● WHAT IS ASKED: Retype the records from the start through the line containing "418, 1251, 490]", with nothing changed.

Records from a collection
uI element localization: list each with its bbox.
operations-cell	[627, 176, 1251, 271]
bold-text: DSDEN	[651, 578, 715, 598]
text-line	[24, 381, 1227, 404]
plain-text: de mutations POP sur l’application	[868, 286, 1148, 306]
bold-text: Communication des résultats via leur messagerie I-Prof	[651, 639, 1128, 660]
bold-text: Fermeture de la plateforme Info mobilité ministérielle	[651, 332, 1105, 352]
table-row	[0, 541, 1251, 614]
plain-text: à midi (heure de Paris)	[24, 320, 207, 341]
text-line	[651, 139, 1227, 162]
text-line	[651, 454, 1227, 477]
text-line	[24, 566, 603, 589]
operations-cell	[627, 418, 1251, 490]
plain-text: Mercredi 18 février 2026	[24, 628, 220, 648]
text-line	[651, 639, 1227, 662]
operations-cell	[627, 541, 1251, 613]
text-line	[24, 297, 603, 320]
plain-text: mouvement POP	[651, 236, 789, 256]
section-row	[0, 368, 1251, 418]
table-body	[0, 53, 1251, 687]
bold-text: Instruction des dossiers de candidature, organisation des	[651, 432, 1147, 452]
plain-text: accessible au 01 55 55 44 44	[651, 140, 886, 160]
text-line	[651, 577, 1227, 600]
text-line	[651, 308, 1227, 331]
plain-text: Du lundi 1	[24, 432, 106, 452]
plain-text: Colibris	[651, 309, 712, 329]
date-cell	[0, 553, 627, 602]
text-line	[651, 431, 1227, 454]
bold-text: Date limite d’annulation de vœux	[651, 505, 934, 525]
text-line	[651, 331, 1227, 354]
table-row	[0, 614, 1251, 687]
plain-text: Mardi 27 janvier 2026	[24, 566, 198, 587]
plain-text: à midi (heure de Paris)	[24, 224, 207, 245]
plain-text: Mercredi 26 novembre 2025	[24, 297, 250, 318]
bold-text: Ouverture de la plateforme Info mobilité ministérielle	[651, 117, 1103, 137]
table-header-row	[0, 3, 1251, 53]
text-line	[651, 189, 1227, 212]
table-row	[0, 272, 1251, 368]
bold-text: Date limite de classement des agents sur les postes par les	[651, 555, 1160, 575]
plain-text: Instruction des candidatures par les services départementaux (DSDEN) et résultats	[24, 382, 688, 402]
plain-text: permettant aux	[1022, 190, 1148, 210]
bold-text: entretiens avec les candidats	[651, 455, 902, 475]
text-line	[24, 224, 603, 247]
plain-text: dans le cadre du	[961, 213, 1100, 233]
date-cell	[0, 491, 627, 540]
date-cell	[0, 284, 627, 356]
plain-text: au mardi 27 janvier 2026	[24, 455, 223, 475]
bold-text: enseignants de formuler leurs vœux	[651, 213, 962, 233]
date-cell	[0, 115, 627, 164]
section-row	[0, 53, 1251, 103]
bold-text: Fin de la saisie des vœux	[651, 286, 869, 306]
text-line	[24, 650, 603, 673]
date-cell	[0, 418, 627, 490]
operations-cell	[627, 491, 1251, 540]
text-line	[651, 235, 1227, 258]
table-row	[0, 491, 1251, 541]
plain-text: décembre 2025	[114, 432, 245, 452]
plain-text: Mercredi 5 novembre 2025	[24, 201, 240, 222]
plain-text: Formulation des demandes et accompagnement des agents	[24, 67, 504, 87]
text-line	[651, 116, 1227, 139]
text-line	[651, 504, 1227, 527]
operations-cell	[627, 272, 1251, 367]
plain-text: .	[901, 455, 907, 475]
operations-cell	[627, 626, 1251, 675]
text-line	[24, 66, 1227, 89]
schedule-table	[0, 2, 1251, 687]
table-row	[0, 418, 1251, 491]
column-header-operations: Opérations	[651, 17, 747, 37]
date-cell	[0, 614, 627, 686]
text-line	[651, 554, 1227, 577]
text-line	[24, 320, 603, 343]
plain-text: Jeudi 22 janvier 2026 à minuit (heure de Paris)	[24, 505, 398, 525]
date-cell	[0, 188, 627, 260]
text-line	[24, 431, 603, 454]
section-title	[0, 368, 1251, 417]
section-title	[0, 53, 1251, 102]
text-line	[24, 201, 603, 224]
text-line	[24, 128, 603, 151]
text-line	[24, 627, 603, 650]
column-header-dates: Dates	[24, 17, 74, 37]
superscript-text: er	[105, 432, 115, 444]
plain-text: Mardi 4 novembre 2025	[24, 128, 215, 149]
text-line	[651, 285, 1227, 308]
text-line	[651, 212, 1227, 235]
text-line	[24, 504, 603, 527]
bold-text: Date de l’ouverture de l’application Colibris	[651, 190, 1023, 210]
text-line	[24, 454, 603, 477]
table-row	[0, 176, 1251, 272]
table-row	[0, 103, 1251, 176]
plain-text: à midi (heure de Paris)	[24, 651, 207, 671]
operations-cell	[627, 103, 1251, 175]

● RESPONSE:
uI element localization: list each with its bbox.
operations-cell	[627, 176, 1251, 271]
bold-text: DSDEN	[651, 578, 715, 598]
text-line	[24, 381, 1227, 404]
plain-text: de mutations POP sur l’application	[868, 286, 1148, 306]
bold-text: Communication des résultats via leur messagerie I-Prof	[651, 639, 1128, 660]
bold-text: Fermeture de la plateforme Info mobilité ministérielle	[651, 332, 1105, 352]
table-row	[0, 541, 1251, 614]
plain-text: à midi (heure de Paris)	[24, 320, 207, 341]
text-line	[651, 139, 1227, 162]
text-line	[651, 454, 1227, 477]
text-line	[24, 566, 603, 589]
operations-cell	[627, 418, 1251, 490]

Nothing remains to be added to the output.